◆ **Excerpted passage**
Crypto comes of age: The FCA's landmark rules and what firms must do now
The era of light-touch crypto oversight is over. On 30 June 2026, the FCA published five landmark policy statements delivering a comprehensive regulatory regime for cryptoassets – the culmination of more than three years of intensive work.
For firms operating in or into the UK, this is the most significant regulatory development the sector has faced. The message from the FCA is clear: firms must prepare now, apply early, and get this right – because getting it wrong carries existential consequences.
Background and legislative framework
The new regime is underpinned by the Financial Services and Markets Act 2000 (Cryptoassets) Regulations 2026 (SI 2026/102), made on 4 February 2026. These Regulations brought a broad range of cryptoasset activities within the FCA's regulatory perimeter for the first time, moving well beyond the anti-money laundering and financial promotions standards that previously defined the regulator's role in this market.
Until the rules come into mandatory effect in October 2027, the FCA's oversight of crypto continues to be largely limited to financial promotions and anti-money laundering controls. But with the policy statements now published, firms have certainty about what will be required – and the implementation runway is shorter than it may appear.
The FCA's new regulatory regime begins on 25 October 2027. Firms which are wanting to carry on these regulated activities from day one will be required to submit detailed and comprehensive applications for authorisation between 30 September 2026 and 28 February 2027. Whilst firms can continue to apply for authorisation after that period, it may mean they do not receive approval until after the new regime goes live, and will not be able to take advantage of the interim transition period the FCA is providing.
What the new rules require
The FCA has published five policy statements constituting the new framework:
- PS26/9 – Admissions and Disclosures (A&D) and Market Abuse Regime for Cryptoassets (MARC)
- PS26/10 – Stablecoin issuance
- PS26/11 – Regulated cryptoasset activities
- PS26/12 – A Prudential regime for cryptoasset firms
- PS26/13 – Application of the FCA Handbook for Regulated Cryptoasset Activities
Trading platforms, intermediaries, custodians, stablecoin issuers, and firms arranging staking must all obtain FCA authorisation to operate in the UK.
Capital and prudential requirements
All firms must meet financial resilience requirements including capital and stress testing. The prudential framework has been refined following consultation: the K-factor coefficient for stablecoin issuance (K-SII) has been reduced from 2% to 1%, and cryptoassets that can be prudently valued and are admitted to a UK qualifying cryptoasset trading platform will be subject to a single 40% net risk position requirement for K-NCP and a 40% volatility adjustment for K-CCD.
The FCA has also removed the proposed requirement to publicly disclose own funds and liquid asset threshold requirements and has introduced a proportionality framework based on own funds requirements for prudential disclosures.
Market integrity
The FCA is introducing new market integrity rules covering insider trading and market manipulation for the first time in this sector. The core MARC framework has been maintained while targeted changes improve proportionality, clarity and operability – including retaining the industry-led framework and the threshold for large UK QCATP operator obligations, narrowing the on-chain monitoring requirement for large UK QCATPs, and clarifying requirements relating to inside information disclosure and intermediary notifications. For firms that have operated to date without any of this infrastructure, building it from scratch will be a significant undertaking.

◆ **Supplied data**

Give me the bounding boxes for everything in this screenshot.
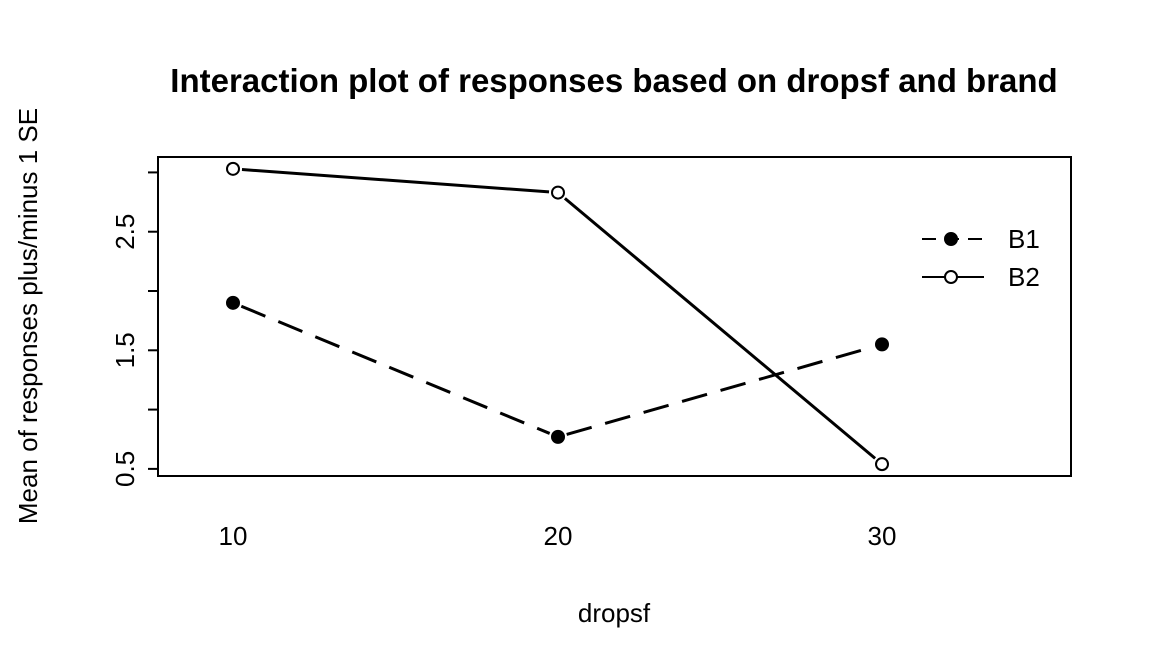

...

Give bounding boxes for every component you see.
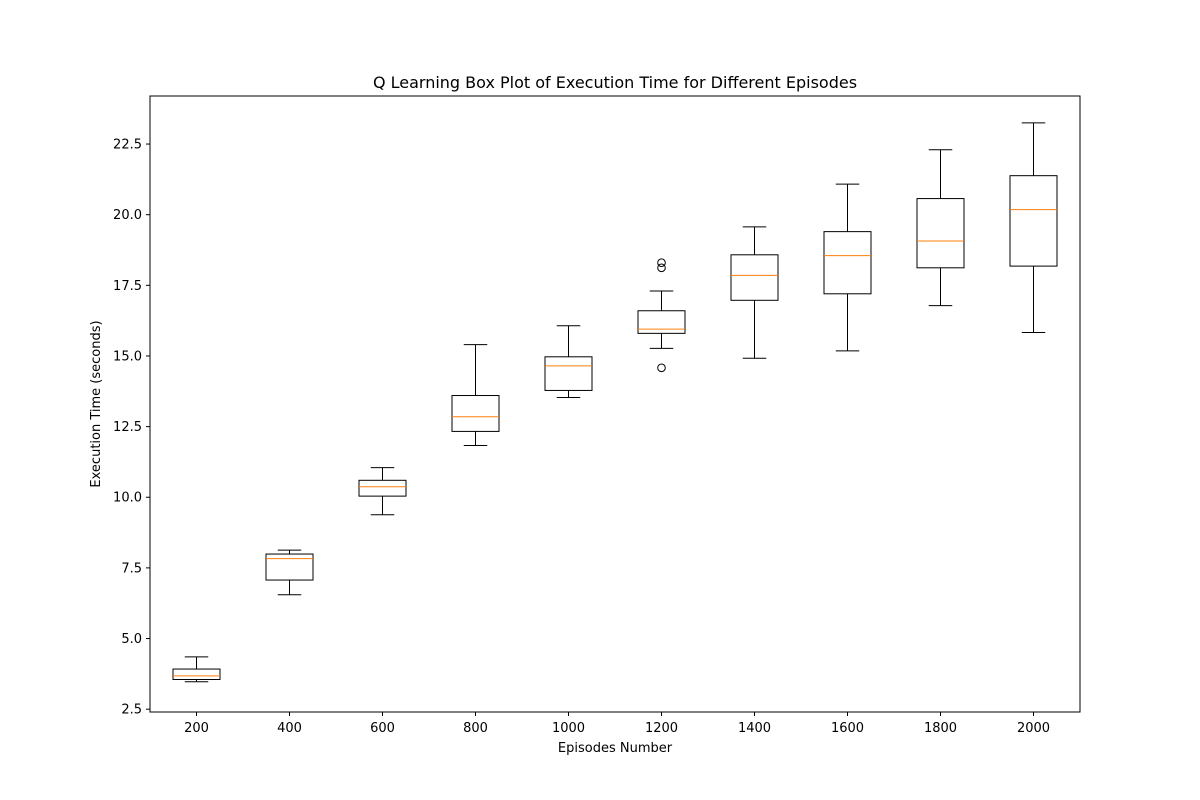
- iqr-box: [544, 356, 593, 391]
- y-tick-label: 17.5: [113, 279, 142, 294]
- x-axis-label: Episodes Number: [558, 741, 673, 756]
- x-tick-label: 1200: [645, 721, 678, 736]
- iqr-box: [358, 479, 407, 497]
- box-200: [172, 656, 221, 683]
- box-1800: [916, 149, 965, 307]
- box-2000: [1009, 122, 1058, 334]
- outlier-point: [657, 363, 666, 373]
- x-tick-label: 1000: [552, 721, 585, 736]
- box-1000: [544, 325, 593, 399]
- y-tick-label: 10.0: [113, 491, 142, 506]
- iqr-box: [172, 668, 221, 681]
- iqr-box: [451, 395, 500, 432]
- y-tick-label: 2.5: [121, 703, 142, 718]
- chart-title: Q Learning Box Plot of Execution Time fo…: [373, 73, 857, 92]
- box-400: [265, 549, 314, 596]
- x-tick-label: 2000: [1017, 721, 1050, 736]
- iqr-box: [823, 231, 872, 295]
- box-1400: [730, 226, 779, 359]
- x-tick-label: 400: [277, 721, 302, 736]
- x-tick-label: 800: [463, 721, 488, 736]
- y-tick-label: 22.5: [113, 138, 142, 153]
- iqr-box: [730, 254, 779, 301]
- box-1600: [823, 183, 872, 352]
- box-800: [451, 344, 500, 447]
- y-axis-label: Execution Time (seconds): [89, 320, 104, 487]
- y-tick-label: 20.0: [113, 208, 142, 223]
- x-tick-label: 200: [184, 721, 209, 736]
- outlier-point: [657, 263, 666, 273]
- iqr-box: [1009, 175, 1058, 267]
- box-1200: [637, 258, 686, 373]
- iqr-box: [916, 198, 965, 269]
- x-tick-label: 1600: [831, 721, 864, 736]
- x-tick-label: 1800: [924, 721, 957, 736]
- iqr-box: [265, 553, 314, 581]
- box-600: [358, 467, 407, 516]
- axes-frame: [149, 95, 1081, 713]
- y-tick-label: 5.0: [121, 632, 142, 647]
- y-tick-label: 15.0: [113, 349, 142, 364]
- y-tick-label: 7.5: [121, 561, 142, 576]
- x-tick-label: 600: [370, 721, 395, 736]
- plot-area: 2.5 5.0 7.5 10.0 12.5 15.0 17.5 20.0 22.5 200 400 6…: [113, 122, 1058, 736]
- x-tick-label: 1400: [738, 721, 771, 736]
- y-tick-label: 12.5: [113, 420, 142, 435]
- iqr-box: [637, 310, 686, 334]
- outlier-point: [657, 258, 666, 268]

* * *

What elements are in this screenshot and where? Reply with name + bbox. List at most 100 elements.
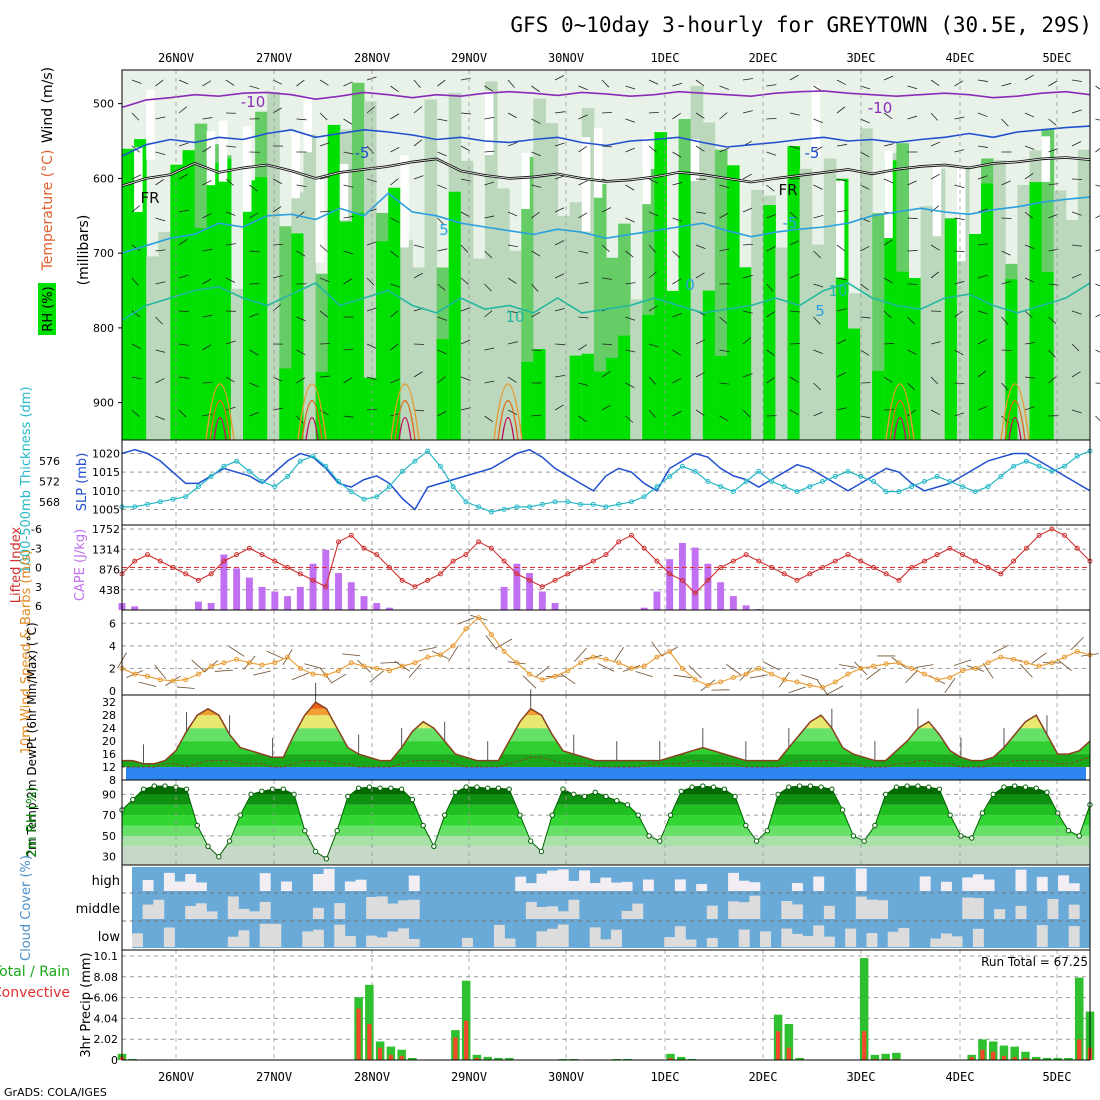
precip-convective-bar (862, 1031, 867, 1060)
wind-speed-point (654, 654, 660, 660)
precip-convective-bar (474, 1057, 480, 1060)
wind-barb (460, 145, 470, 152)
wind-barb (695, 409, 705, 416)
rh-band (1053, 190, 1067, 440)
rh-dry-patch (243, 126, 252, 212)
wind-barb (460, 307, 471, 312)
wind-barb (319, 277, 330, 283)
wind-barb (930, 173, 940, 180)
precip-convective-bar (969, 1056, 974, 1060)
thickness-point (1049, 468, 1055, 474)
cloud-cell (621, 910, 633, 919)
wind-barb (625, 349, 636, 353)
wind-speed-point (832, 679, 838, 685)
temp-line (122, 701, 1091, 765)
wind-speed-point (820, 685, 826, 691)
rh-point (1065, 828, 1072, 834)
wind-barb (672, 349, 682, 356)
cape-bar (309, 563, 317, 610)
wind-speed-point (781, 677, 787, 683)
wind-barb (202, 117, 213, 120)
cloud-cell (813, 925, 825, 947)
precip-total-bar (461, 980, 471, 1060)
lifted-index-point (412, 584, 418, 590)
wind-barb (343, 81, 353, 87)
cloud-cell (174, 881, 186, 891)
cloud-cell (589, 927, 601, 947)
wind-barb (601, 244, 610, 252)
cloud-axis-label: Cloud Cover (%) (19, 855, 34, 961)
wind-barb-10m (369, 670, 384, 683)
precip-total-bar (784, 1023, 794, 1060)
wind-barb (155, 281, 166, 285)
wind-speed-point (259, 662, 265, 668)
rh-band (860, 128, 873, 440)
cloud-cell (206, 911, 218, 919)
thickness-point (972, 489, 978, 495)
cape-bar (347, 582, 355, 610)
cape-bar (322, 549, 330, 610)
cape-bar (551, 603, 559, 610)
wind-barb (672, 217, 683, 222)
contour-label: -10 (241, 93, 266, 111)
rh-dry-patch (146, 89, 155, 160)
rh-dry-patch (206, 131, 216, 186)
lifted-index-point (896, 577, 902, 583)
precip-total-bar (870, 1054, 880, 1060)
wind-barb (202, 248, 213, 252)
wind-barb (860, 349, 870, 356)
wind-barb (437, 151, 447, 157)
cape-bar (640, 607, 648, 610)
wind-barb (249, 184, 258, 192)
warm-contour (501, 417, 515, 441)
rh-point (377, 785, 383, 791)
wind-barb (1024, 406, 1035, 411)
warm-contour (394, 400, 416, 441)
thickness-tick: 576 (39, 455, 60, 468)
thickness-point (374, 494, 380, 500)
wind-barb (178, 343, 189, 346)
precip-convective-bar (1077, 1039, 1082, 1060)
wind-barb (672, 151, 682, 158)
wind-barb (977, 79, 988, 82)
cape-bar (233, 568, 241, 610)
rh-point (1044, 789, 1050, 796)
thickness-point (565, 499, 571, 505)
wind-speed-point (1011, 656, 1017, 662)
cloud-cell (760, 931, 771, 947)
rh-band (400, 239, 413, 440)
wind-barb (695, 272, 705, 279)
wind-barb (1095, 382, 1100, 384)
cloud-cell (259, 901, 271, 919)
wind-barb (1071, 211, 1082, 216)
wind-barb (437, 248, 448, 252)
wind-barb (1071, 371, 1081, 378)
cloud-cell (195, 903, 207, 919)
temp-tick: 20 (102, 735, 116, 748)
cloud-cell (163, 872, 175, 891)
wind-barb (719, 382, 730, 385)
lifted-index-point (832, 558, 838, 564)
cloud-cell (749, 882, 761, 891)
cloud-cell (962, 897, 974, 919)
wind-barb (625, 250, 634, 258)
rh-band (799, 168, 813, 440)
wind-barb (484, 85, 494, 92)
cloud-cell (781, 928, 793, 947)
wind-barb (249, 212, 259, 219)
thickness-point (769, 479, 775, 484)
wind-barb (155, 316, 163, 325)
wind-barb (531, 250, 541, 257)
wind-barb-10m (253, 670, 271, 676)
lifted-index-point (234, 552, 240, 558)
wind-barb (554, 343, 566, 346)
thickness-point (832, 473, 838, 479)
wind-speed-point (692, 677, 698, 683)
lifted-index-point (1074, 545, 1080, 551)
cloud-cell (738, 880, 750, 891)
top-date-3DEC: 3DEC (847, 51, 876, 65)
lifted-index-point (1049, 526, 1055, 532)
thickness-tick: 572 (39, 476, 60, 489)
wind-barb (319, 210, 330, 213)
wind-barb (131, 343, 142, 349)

◆ **Exercise requirements**
1 – List every FCA policy statement that the article on the FCA's cryptoasset rules names, giving each one's number and subject.
2 – Write the next part of the article on the FCA's cryptoasset rules, continuing after its last sentence.

◆ **Task-by-task answers**
1 –
- PS26/9: Admissions and Disclosures (A&D) and Market Abuse Regime for Cryptoassets (MARC)
- PS26/10: Stablecoin issuance
- PS26/11: Regulated cryptoasset activities
- PS26/12: A Prudential regime for cryptoasset firms
- PS26/13: Application of the FCA Handbook for Regulated Cryptoasset Activities

2 –
Stablecoins
The new framework sets out specific rules for stablecoins – cryptoassets designed to maintain a stable value, typically by reference to a currency such as the pound. They will be subject to clear, strong and transparent standards. Following consultation, the FCA has simplified key elements of the regime, including capital requirements for stablecoin issuers.
Consumer protection and the Consumer Duty
PS26/13 confirms that key FCA Handbook obligations – including the Consumer Duty, COBS, the Senior Managers and Certification Regime (SMCR), operational resilience and financial crime frameworks – are being applied across regulated cryptoasset activities.
Since its introduction on 31 July 2023, the Consumer Duty has set high standards of retail consumer protection, requiring firms to go beyond narrow rule compliance and actively deliver good outcomes across four areas: products and services, price and value, consumer understanding, and consumer support. Firms are expected to comply with cross-cutting rules to act in good faith, avoid causing foreseeable harm, and to act to enable and support customers to pursue their financial objectives.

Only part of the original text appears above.